— Short task —
Pick out all lines with the word "燃油加热" from the records that follow.

— Material for this exercise —
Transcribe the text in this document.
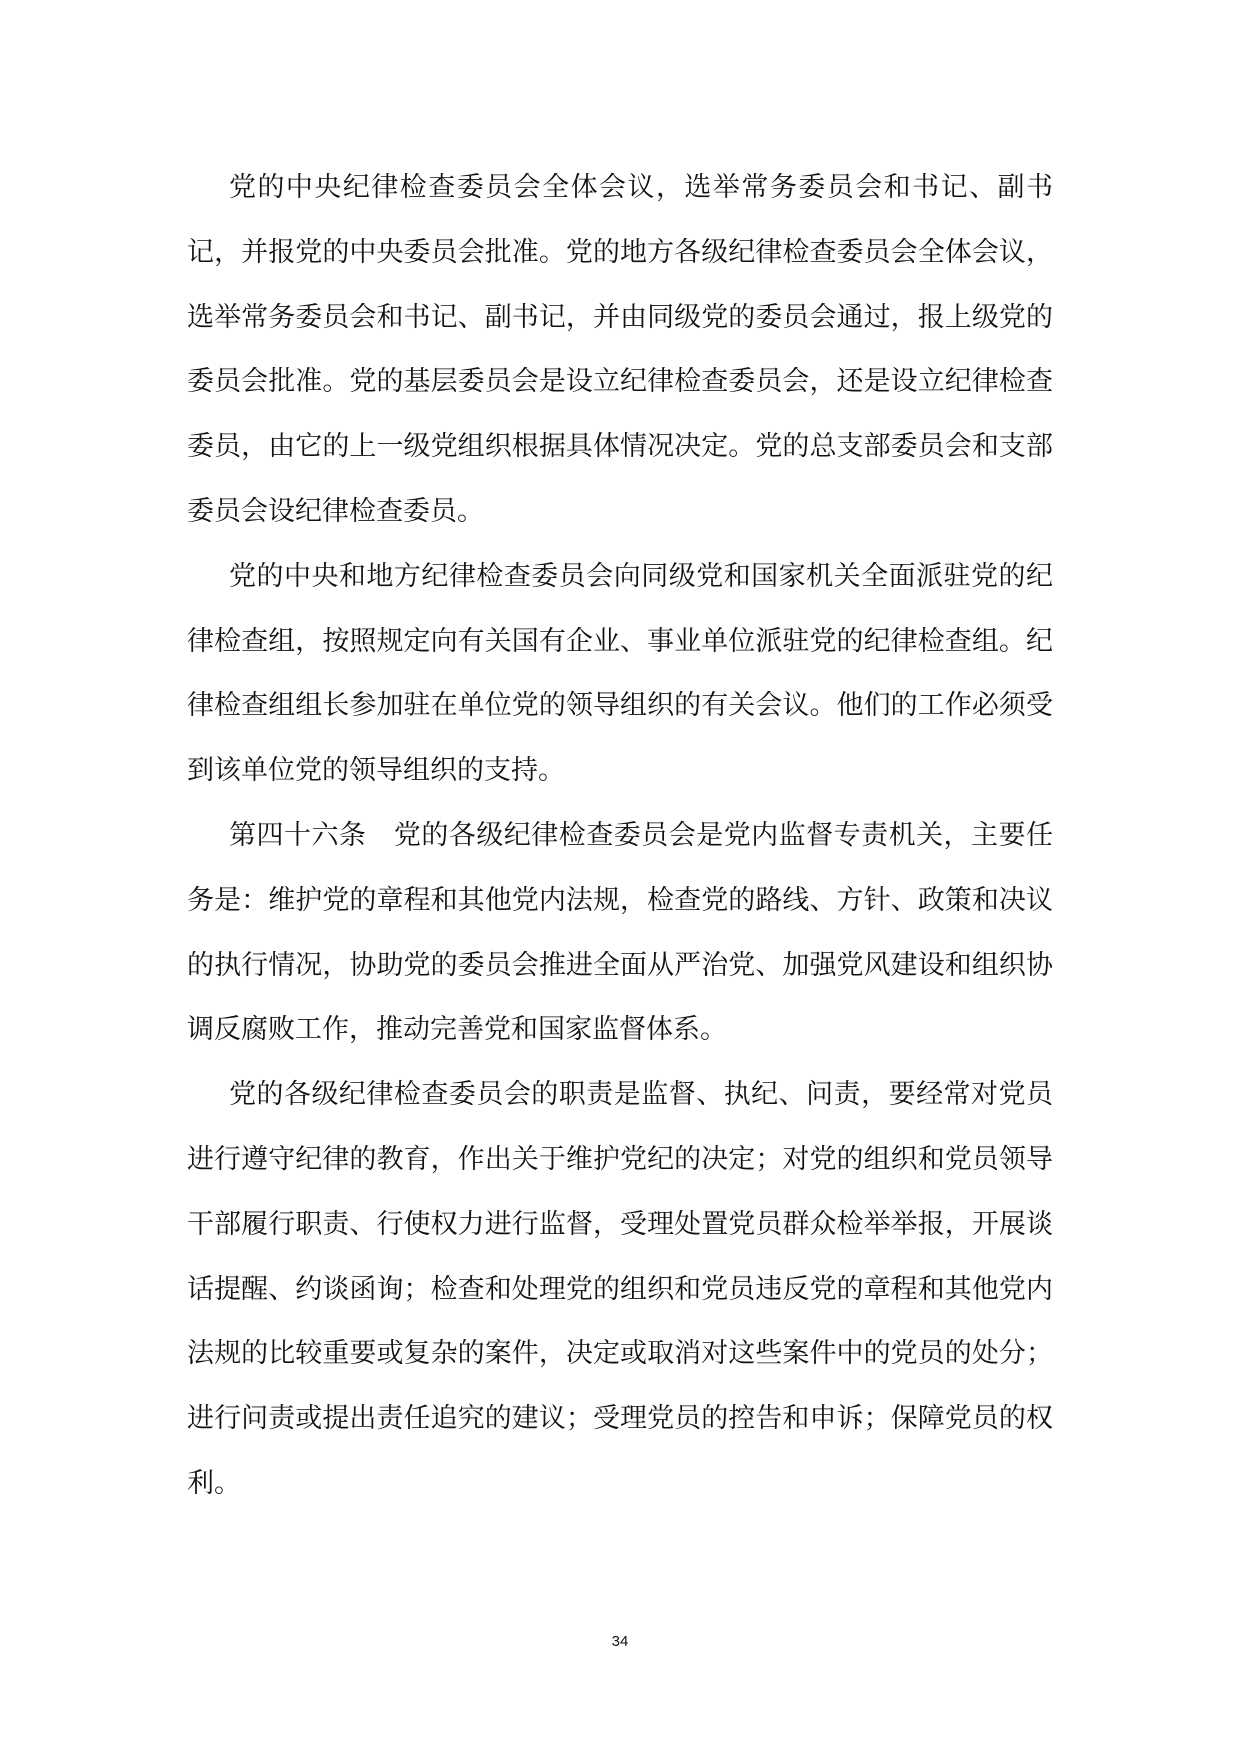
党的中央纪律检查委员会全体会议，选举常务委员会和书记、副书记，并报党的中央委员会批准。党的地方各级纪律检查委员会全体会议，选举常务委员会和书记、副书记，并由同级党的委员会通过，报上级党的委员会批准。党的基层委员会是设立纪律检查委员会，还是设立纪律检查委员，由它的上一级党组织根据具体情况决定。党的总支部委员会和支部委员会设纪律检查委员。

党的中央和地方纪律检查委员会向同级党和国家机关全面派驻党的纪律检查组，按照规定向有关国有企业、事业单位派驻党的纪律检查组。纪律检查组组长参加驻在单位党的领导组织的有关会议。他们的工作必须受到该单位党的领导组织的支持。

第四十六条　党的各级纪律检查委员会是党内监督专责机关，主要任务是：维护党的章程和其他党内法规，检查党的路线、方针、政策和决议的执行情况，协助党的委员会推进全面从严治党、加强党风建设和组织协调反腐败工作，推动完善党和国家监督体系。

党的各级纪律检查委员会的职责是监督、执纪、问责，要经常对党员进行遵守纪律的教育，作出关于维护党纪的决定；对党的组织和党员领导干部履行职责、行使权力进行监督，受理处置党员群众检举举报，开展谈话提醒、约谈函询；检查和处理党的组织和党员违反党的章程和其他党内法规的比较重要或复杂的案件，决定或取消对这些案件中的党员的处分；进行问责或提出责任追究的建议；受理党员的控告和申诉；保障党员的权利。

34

--

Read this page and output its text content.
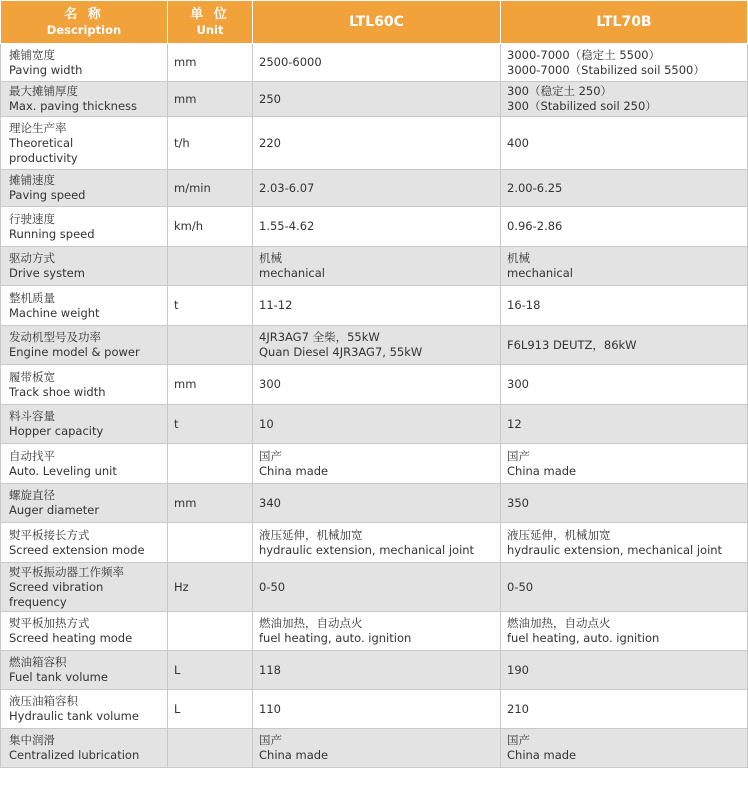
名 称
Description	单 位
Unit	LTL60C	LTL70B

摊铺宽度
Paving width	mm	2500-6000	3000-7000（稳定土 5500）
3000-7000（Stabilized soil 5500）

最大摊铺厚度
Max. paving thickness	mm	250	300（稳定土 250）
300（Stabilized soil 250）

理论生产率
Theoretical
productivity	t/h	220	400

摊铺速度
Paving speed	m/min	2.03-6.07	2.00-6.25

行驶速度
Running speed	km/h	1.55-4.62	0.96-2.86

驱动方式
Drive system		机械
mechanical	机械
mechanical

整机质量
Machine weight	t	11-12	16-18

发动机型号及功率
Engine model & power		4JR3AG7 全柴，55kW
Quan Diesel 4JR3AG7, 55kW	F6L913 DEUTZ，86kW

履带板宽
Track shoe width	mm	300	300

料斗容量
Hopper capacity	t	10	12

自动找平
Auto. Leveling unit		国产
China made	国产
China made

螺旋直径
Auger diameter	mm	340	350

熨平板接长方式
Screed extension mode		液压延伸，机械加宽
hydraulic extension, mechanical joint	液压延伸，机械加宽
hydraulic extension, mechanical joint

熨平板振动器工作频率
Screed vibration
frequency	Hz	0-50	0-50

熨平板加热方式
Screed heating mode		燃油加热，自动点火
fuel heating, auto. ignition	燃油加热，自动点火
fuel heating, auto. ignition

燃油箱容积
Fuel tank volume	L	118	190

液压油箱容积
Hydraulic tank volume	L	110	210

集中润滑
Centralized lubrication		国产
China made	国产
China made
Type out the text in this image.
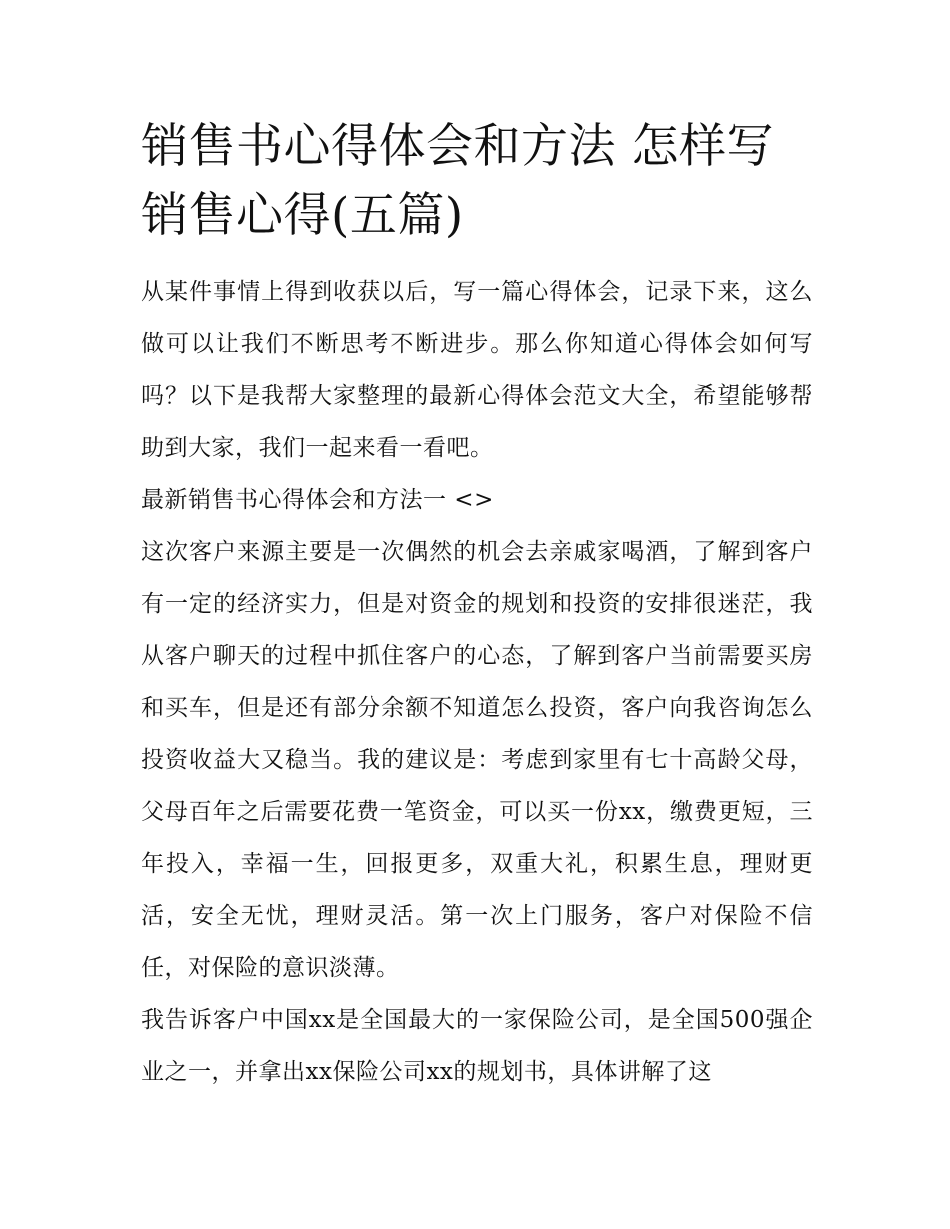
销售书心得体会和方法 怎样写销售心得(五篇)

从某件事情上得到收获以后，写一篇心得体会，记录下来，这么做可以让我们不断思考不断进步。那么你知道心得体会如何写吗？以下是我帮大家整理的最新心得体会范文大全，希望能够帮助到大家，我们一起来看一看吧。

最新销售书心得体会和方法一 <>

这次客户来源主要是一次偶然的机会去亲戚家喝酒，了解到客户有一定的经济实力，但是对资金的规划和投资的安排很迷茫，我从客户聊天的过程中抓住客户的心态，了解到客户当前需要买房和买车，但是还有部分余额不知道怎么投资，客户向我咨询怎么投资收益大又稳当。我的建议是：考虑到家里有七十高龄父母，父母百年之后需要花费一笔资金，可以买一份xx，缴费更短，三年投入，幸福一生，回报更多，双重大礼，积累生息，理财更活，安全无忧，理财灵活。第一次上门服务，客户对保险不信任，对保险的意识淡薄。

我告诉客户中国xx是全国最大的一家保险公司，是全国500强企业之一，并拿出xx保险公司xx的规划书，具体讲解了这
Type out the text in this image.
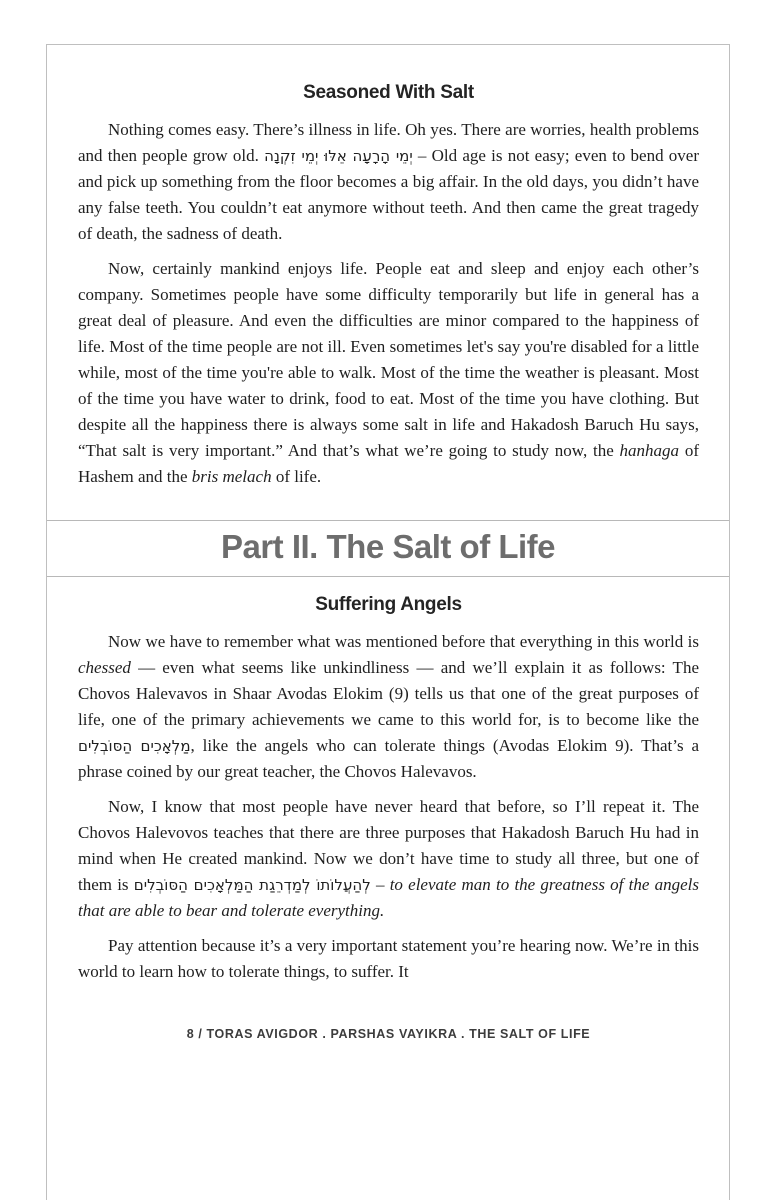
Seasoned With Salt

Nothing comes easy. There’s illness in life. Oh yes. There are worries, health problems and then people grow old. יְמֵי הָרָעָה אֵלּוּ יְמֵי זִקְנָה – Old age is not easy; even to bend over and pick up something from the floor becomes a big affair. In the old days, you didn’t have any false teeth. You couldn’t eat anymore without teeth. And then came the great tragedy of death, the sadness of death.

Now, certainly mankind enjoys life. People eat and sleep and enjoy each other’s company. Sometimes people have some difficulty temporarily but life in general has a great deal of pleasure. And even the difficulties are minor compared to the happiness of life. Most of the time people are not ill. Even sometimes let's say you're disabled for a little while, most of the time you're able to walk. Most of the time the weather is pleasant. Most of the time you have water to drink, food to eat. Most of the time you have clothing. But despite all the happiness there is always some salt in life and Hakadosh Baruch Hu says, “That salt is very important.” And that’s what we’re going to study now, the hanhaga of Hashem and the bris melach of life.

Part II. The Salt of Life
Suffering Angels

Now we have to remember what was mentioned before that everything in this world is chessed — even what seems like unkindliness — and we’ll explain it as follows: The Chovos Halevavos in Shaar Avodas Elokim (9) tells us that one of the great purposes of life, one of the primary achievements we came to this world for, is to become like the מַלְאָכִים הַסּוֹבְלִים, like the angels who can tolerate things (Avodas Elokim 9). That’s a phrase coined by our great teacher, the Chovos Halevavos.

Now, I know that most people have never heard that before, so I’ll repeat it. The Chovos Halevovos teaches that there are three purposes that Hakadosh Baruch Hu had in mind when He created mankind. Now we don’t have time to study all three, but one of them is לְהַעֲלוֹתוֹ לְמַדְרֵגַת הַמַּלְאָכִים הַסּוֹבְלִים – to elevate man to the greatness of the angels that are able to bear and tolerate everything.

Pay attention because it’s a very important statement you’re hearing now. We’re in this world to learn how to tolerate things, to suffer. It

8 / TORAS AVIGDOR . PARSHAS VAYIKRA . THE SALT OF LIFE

— The solution —
Screed heating mode		燃油加热，自动点火
fuel heating, auto. ignition	燃油加热，自动点火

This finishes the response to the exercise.